- [WHAT IS NEEDED]: All entries should be output exactly as they stand.

═══ LISTED RECORDS

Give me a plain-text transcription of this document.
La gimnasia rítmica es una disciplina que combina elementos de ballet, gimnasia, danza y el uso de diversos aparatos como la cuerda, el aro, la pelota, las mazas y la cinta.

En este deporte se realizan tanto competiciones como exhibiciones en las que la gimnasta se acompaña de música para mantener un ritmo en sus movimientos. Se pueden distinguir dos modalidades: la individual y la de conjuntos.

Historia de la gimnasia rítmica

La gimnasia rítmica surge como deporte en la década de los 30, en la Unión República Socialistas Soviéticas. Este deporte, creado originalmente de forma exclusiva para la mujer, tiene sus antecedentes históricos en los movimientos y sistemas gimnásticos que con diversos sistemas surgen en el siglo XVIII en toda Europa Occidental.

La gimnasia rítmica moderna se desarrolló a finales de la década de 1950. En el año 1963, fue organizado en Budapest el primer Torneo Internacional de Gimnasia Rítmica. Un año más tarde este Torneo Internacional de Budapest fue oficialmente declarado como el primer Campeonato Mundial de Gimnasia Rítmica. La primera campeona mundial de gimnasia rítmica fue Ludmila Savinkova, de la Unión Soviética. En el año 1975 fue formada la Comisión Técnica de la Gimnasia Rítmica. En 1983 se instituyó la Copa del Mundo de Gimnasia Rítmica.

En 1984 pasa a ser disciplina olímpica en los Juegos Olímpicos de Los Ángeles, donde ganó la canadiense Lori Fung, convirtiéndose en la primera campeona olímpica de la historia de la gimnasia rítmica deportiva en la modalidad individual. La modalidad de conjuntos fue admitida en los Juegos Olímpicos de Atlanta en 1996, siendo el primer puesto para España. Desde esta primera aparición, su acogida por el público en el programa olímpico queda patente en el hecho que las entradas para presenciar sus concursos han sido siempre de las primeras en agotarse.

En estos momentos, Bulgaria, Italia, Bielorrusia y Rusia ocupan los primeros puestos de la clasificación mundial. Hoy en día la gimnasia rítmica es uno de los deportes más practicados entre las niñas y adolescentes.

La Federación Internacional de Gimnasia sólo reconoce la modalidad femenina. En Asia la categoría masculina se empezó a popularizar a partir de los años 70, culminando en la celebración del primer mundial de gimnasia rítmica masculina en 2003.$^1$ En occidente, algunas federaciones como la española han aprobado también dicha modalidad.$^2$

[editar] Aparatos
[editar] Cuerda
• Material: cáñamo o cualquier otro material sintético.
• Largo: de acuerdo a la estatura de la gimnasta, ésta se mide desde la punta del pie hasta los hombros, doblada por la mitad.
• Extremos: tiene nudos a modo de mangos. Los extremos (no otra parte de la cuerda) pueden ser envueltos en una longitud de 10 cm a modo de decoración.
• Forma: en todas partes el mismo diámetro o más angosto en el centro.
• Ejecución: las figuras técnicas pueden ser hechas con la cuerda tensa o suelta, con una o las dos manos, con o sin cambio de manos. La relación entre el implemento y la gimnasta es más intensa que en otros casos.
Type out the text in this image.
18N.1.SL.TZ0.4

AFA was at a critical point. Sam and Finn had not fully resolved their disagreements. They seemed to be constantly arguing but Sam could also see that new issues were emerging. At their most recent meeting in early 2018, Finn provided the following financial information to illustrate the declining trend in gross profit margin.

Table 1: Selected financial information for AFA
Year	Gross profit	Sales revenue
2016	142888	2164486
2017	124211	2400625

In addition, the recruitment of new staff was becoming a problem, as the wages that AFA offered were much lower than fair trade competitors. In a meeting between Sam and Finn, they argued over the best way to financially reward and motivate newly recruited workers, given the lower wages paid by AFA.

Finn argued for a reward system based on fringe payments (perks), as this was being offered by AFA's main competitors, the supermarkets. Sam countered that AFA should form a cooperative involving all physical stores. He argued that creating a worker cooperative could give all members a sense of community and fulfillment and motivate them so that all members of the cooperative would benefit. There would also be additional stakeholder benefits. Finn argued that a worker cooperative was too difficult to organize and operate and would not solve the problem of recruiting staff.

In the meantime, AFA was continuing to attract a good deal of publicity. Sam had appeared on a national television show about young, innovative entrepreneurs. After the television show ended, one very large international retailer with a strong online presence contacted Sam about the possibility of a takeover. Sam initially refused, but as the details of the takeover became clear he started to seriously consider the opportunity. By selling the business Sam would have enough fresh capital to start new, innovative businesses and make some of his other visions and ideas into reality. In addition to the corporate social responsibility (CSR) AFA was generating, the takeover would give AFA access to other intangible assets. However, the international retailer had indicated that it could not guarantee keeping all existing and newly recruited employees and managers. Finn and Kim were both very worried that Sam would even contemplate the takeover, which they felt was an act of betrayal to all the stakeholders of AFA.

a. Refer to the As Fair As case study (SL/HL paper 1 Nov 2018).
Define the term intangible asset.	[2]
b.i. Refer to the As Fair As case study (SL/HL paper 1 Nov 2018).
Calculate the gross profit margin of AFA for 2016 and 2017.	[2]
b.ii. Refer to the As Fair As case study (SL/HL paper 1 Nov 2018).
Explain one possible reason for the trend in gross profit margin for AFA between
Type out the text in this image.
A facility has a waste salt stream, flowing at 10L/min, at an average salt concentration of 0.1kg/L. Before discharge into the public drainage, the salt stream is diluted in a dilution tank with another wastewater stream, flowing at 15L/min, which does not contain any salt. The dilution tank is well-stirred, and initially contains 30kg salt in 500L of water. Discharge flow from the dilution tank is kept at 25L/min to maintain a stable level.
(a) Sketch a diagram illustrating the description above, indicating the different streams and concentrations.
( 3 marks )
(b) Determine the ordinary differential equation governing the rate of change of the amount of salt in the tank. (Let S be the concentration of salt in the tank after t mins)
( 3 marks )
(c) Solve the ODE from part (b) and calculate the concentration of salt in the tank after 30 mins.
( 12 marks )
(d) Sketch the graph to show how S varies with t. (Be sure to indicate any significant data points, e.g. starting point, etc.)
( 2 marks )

══════

- [SOLUTION TO THIS TASK]:
Give me a plain-text transcription of this document.
La gimnasia rítmica es una disciplina que combina elementos de ballet, gimnasia, danza y el uso de diversos aparatos como la cuerda, el aro, la pelota, las mazas y la cinta.

En este deporte se realizan tanto competiciones como exhibiciones en las que la gimnasta se acompaña de música para mantener un ritmo en sus movimientos. Se pueden distinguir dos modalidades: la individual y la de conjuntos.

Historia de la gimnasia rítmica

La gimnasia rítmica surge como deporte en la década de los 30, en la Unión República Socialistas Soviéticas. Este deporte, creado originalmente de forma exclusiva para la mujer, tiene sus antecedentes históricos en los movimientos y sistemas gimnásticos que con diversos sistemas surgen en el siglo XVIII en toda Europa Occidental.

La gimnasia rítmica moderna se desarrolló a finales de la década de 1950. En el año 1963, fue organizado en Budapest el primer Torneo Internacional de Gimnasia Rítmica. Un año más tarde este Torneo Internacional de Budapest fue oficialmente declarado como el primer Campeonato Mundial de Gimnasia Rítmica. La primera campeona mundial de gimnasia rítmica fue Ludmila Savinkova, de la Unión Soviética. En el año 1975 fue formada la Comisión Técnica de la Gimnasia Rítmica. En 1983 se instituyó la Copa del Mundo de Gimnasia Rítmica.

En 1984 pasa a ser disciplina olímpica en los Juegos Olímpicos de Los Ángeles, donde ganó la canadiense Lori Fung, convirtiéndose en la primera campeona olímpica de la historia de la gimnasia rítmica deportiva en la modalidad individual. La modalidad de conjuntos fue admitida en los Juegos Olímpicos de Atlanta en 1996, siendo el primer puesto para España. Desde esta primera aparición, su acogida por el público en el programa olímpico queda patente en el hecho que las entradas para presenciar sus concursos han sido siempre de las primeras en agotarse.

En estos momentos, Bulgaria, Italia, Bielorrusia y Rusia ocupan los primeros puestos de la clasificación mundial. Hoy en día la gimnasia rítmica es uno de los deportes más practicados entre las niñas y adolescentes.

La Federación Internacional de Gimnasia sólo reconoce la modalidad femenina. En Asia la categoría masculina se empezó a popularizar a partir de los años 70, culminando en la celebración del primer mundial de gimnasia rítmica masculina en 2003.$^1$ En occidente, algunas federaciones como la española han aprobado también dicha modalidad.$^2$

[editar] Aparatos
[editar] Cuerda
• Material: cáñamo o cualquier otro material sintético.
• Largo: de acuerdo a la estatura de la gimnasta, ésta se mide desde la punta del pie hasta los hombros, doblada por la mitad.
• Extremos: tiene nudos a modo de mangos. Los extremos (no otra parte de la cuerda) pueden ser envueltos en una longitud de 10 cm a modo de decoración.
• Forma: en todas partes el mismo diámetro o más angosto en el centro.
• Ejecución: las figuras técnicas pueden ser hechas con la cuerda tensa o suelta, con una o las dos manos, con o sin cambio de manos. La relación entre el implemento y la gimnasta es más intensa que en otros casos.
Type out the text in this image.
18N.1.SL.TZ0.4

AFA was at a critical point. Sam and Finn had not fully resolved their disagreements. They seemed to be constantly arguing but Sam could also see that new issues were emerging. At their most recent meeting in early 2018, Finn provided the following financial information to illustrate the declining trend in gross profit margin.

Table 1: Selected financial information for AFA
Year	Gross profit	Sales revenue
2016	142888	2164486
2017	124211	2400625

In addition, the recruitment of new staff was becoming a problem, as the wages that AFA offered were much lower than fair trade competitors. In a meeting between Sam and Finn, they argued over the best way to financially reward and motivate newly recruited workers, given the lower wages paid by AFA.

Finn argued for a reward system based on fringe payments (perks), as this was being offered by AFA's main competitors, the supermarkets. Sam countered that AFA should form a cooperative involving all physical stores. He argued that creating a worker cooperative could give all members a sense of community and fulfillment and motivate them so that all members of the cooperative would benefit. There would also be additional stakeholder benefits. Finn argued that a worker cooperative was too difficult to organize and operate and would not solve the problem of recruiting staff.

In the meantime, AFA was continuing to attract a good deal of publicity. Sam had appeared on a national television show about young, innovative entrepreneurs. After the television show ended, one very large international retailer with a strong online presence contacted Sam about the possibility of a takeover. Sam initially refused, but as the details of the takeover became clear he started to seriously consider the opportunity. By selling the business Sam would have enough fresh capital to start new, innovative businesses and make some of his other visions and ideas into reality. In addition to the corporate social responsibility (CSR) AFA was generating, the takeover would give AFA access to other intangible assets. However, the international retailer had indicated that it could not guarantee keeping all existing and newly recruited employees and managers. Finn and Kim were both very worried that Sam would even contemplate the takeover, which they felt was an act of betrayal to all the stakeholders of AFA.

a. Refer to the As Fair As case study (SL/HL paper 1 Nov 2018).
Define the term intangible asset.	[2]
b.i. Refer to the As Fair As case study (SL/HL paper 1 Nov 2018).
Calculate the gross profit margin of AFA for 2016 and 2017.	[2]
b.ii. Refer to the As Fair As case study (SL/HL paper 1 Nov 2018).
Explain one possible reason for the trend in gross profit margin for AFA between
Type out the text in this image.
A facility has a waste salt stream, flowing at 10L/min, at an average salt concentration of 0.1kg/L. Before discharge into the public drainage, the salt stream is diluted in a dilution tank with another wastewater stream, flowing at 15L/min, which does not contain any salt. The dilution tank is well-stirred, and initially contains 30kg salt in 500L of water. Discharge flow from the dilution tank is kept at 25L/min to maintain a stable level.
(a) Sketch a diagram illustrating the description above, indicating the different streams and concentrations.
( 3 marks )
(b) Determine the ordinary differential equation governing the rate of change of the amount of salt in the tank. (Let S be the concentration of salt in the tank after t mins)
( 3 marks )
(c) Solve the ODE from part (b) and calculate the concentration of salt in the tank after 30 mins.
( 12 marks )
(d) Sketch the graph to show how S varies with t. (Be sure to indicate any significant data points, e.g. starting point, etc.)
( 2 marks )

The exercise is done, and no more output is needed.